:: The request ::
Give the number of lines in the data that contain "забое", and nothing more.
== Records for the exercise
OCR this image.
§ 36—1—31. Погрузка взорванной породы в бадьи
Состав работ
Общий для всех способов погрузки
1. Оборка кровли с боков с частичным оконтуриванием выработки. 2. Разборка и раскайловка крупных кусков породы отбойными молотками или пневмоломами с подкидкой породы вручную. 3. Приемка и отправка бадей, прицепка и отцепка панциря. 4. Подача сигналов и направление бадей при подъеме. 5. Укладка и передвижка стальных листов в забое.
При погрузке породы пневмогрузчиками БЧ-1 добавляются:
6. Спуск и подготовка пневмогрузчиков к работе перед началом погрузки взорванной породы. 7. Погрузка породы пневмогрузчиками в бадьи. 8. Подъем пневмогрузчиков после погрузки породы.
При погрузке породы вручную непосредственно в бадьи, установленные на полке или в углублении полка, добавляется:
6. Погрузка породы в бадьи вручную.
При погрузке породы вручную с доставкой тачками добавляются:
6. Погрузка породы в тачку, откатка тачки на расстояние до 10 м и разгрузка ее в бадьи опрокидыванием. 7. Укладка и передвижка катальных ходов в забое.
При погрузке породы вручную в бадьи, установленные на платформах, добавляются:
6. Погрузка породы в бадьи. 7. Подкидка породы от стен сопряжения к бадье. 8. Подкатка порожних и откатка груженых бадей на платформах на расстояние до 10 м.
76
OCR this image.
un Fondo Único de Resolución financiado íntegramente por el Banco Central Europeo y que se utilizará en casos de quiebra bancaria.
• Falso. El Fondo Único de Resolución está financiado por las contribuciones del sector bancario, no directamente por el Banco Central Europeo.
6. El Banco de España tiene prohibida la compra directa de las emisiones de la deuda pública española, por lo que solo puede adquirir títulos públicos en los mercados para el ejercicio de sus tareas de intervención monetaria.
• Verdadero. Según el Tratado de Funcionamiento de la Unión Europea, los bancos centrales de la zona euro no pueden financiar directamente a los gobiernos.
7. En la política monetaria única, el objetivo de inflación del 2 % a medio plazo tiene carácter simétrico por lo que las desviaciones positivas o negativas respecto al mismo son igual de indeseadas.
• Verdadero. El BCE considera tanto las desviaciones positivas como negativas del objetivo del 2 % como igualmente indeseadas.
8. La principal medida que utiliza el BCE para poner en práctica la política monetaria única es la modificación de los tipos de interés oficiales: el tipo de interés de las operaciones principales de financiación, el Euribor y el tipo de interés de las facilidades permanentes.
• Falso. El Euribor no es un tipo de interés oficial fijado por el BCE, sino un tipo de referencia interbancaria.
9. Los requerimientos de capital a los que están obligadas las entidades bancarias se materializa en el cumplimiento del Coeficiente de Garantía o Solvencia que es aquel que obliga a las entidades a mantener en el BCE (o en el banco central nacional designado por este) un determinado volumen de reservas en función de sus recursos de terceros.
====
:: Result ::
2